• _WHAT YOU HAVE TO DO_:
Go through the listing and return every line with "text" in it.

=-=-=-=-=

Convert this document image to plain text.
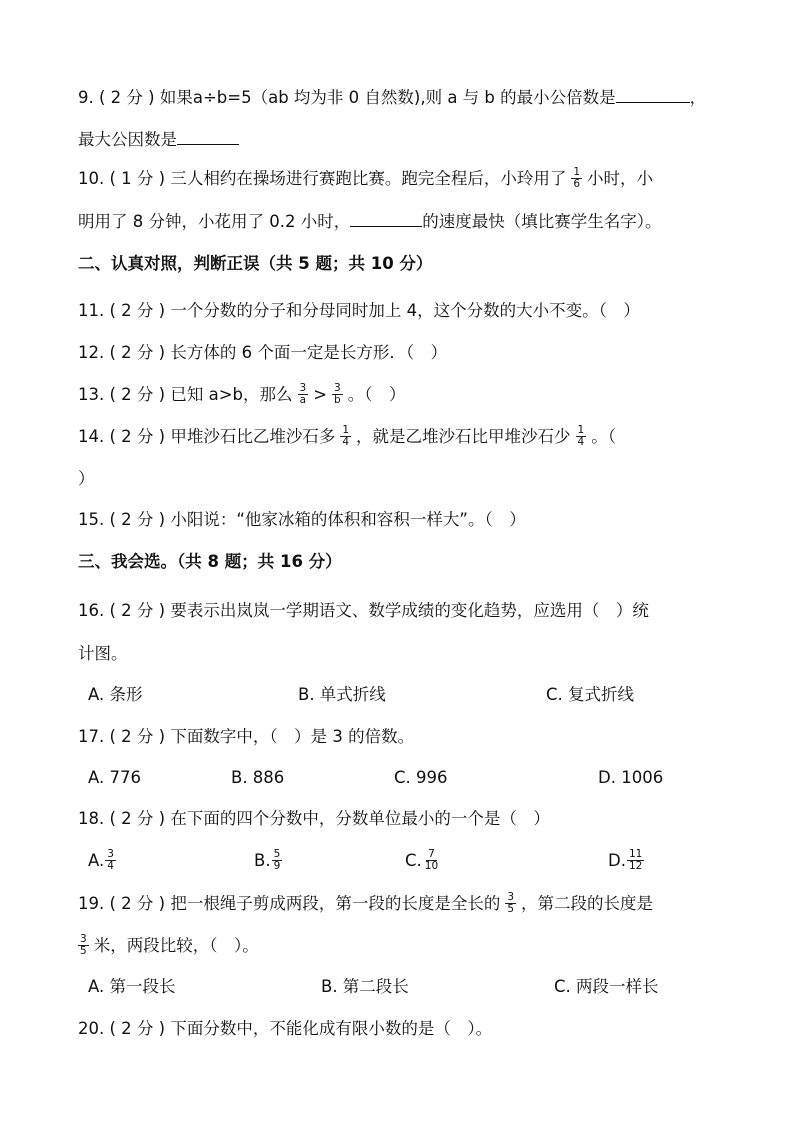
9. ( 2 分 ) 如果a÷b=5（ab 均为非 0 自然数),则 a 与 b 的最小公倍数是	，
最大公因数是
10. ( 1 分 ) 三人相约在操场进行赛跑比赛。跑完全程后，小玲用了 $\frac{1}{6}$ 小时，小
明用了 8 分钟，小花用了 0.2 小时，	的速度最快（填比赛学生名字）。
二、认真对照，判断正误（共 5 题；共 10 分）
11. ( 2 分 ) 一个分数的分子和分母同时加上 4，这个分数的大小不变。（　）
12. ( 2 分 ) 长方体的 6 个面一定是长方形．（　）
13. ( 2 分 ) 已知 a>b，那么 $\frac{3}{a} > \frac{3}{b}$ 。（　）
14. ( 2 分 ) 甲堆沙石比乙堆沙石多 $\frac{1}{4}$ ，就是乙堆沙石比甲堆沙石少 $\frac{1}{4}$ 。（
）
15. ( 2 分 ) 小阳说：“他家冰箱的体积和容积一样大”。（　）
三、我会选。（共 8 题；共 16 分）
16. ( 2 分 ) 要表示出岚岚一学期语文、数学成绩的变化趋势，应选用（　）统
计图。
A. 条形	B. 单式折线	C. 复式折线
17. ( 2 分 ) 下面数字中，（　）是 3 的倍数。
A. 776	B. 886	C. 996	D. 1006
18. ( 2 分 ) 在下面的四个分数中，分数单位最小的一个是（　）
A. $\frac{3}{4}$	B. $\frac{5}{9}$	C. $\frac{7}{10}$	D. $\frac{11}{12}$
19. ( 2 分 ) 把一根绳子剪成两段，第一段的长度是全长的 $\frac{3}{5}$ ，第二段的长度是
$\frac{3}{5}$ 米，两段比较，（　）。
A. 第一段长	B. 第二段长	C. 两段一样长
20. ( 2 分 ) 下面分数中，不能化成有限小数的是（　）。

=-=-=-=-=

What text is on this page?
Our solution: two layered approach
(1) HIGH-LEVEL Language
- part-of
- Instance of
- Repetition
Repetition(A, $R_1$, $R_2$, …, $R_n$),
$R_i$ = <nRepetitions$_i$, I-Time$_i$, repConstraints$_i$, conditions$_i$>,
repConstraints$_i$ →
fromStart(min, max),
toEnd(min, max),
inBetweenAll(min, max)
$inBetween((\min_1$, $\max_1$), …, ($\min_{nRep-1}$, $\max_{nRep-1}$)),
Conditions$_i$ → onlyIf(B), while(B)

=-=-=-=-=

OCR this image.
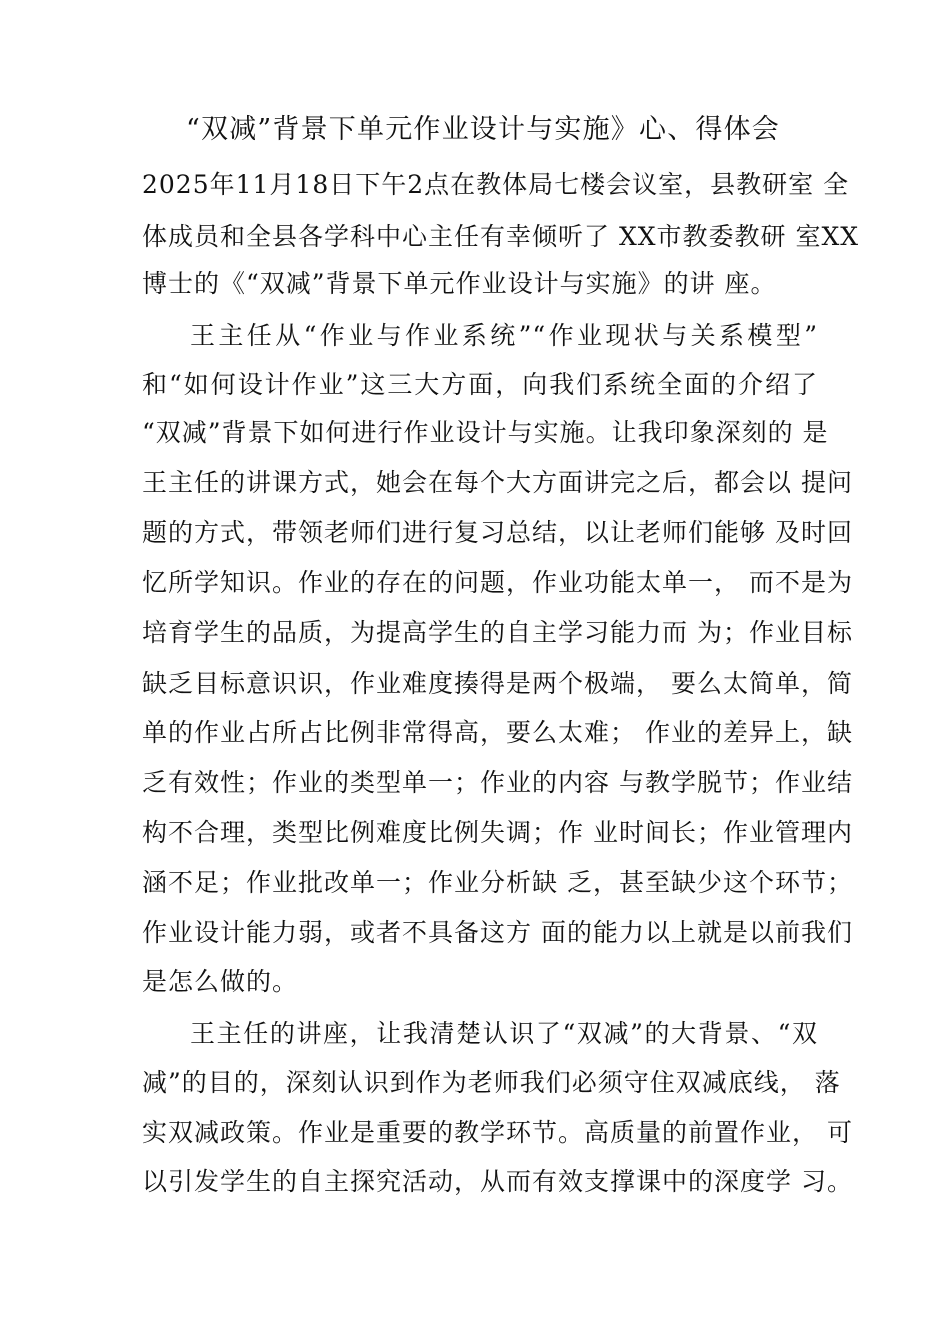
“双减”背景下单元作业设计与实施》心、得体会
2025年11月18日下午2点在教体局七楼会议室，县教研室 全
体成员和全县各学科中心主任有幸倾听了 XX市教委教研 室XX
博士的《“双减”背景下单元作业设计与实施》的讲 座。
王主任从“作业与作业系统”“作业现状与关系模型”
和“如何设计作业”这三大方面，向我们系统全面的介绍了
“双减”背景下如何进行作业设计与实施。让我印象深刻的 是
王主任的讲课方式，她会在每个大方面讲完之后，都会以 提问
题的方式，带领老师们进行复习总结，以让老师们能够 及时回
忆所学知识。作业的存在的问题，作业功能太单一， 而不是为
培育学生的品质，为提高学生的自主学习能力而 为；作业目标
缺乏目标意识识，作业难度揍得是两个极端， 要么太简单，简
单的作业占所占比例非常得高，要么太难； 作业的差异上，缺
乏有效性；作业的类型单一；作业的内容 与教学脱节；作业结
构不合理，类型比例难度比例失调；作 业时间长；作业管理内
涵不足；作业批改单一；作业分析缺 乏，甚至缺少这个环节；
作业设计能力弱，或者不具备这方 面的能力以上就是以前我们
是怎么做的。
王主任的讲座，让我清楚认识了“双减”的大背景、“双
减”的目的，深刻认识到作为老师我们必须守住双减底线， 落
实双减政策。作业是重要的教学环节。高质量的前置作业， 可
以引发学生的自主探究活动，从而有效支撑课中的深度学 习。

=-=-=-=-=

• _WRITTEN RESPONSE_:
Convert this document image to plain text.
What text is on this page?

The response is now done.